### PROVIDED RECORDS

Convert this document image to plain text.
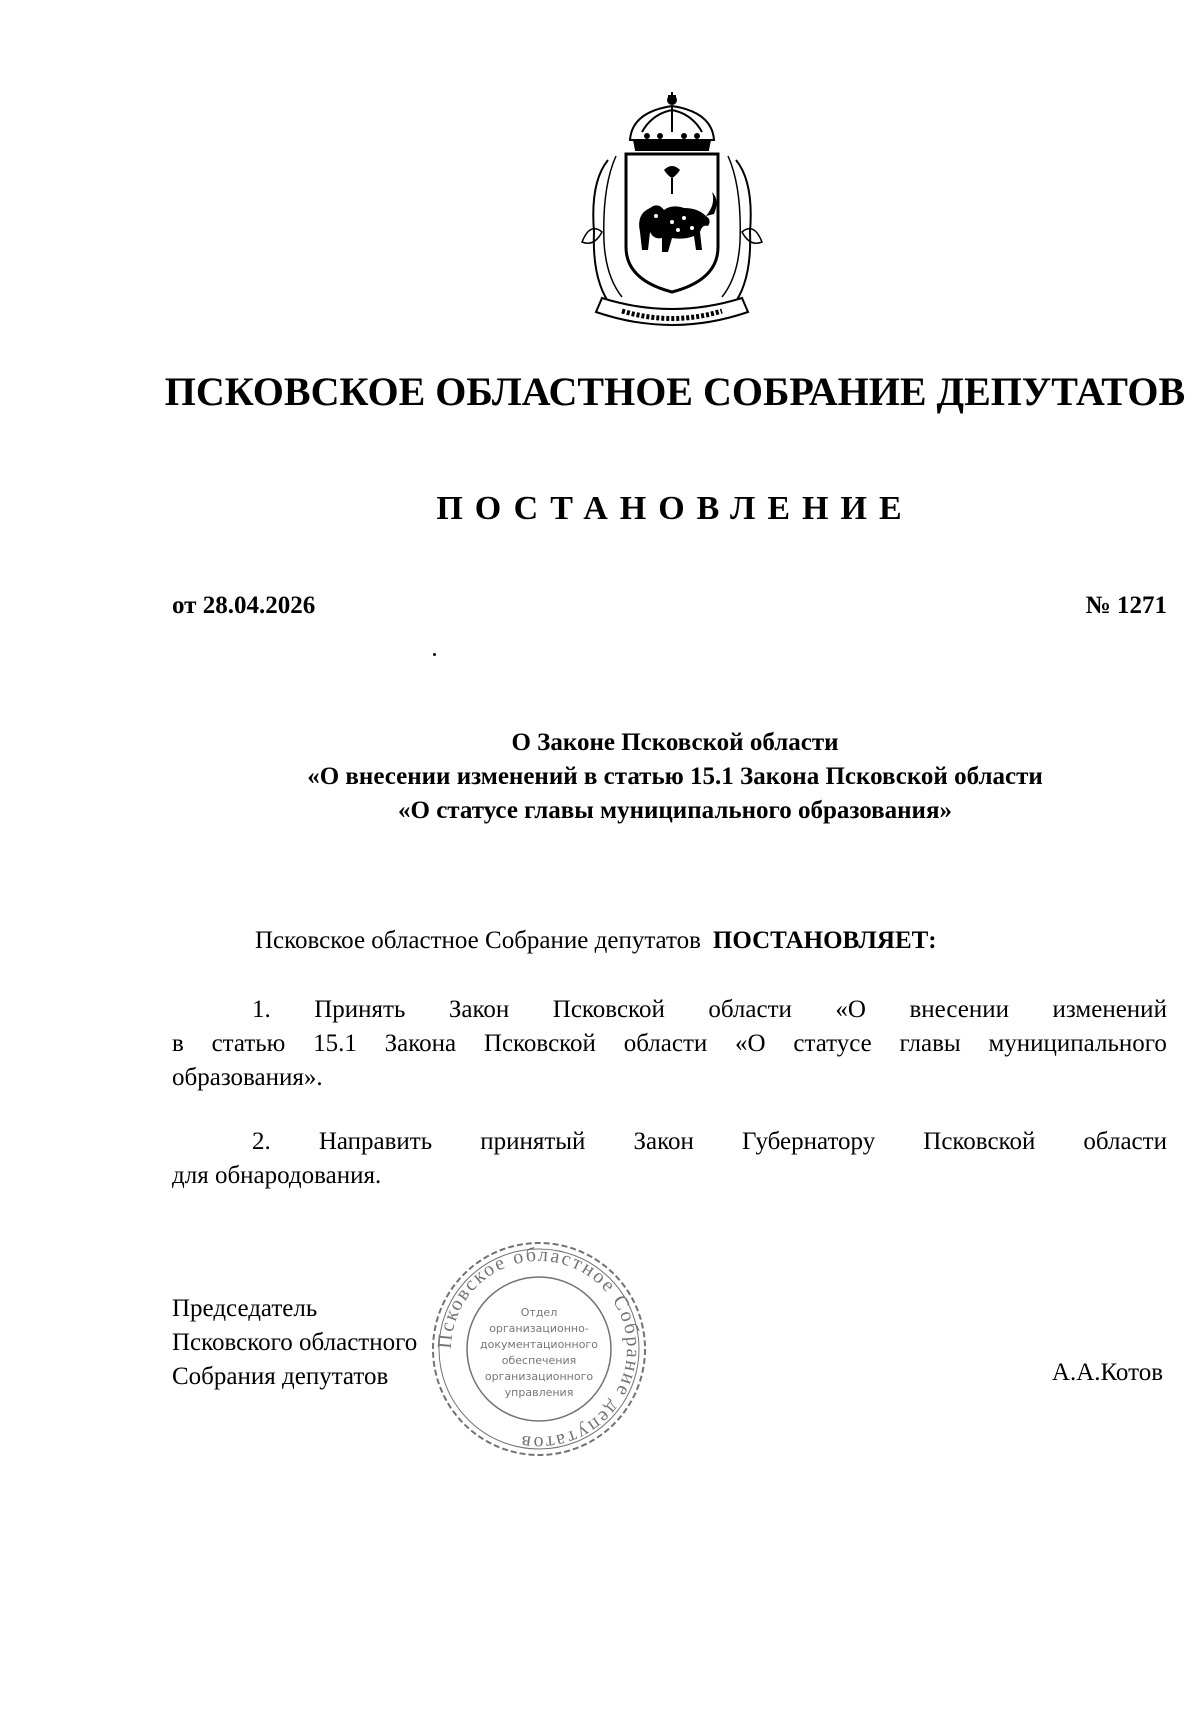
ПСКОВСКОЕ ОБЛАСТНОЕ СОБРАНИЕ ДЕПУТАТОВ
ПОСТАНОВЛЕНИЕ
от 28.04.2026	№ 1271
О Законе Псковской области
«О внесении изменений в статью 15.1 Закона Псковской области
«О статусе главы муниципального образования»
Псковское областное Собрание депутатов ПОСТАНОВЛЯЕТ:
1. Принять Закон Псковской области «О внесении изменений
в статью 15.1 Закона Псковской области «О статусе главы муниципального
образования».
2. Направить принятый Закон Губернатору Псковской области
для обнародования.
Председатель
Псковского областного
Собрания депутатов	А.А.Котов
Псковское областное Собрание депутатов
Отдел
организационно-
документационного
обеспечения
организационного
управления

### YOUR INSTRUCTIONS
In your copy of the listing above, reproduce each line exactly and omit all pictures.

### COMPLETED TASK
Convert this document image to plain text.
ПСКОВСКОЕ ОБЛАСТНОЕ СОБРАНИЕ ДЕПУТАТОВ
ПОСТАНОВЛЕНИЕ
от 28.04.2026	№ 1271
О Законе Псковской области
«О внесении изменений в статью 15.1 Закона Псковской области
«О статусе главы муниципального образования»
Псковское областное Собрание депутатов ПОСТАНОВЛЯЕТ:
1. Принять Закон Псковской области «О внесении изменений
в статью 15.1 Закона Псковской области «О статусе главы муниципального
образования».
2. Направить принятый Закон Губернатору Псковской области
для обнародования.
Председатель
Псковского областного
Собрания депутатов	А.А.Котов
Псковское областное Собрание депутатов
Отдел
организационно-
документационного
обеспечения
организационного
управления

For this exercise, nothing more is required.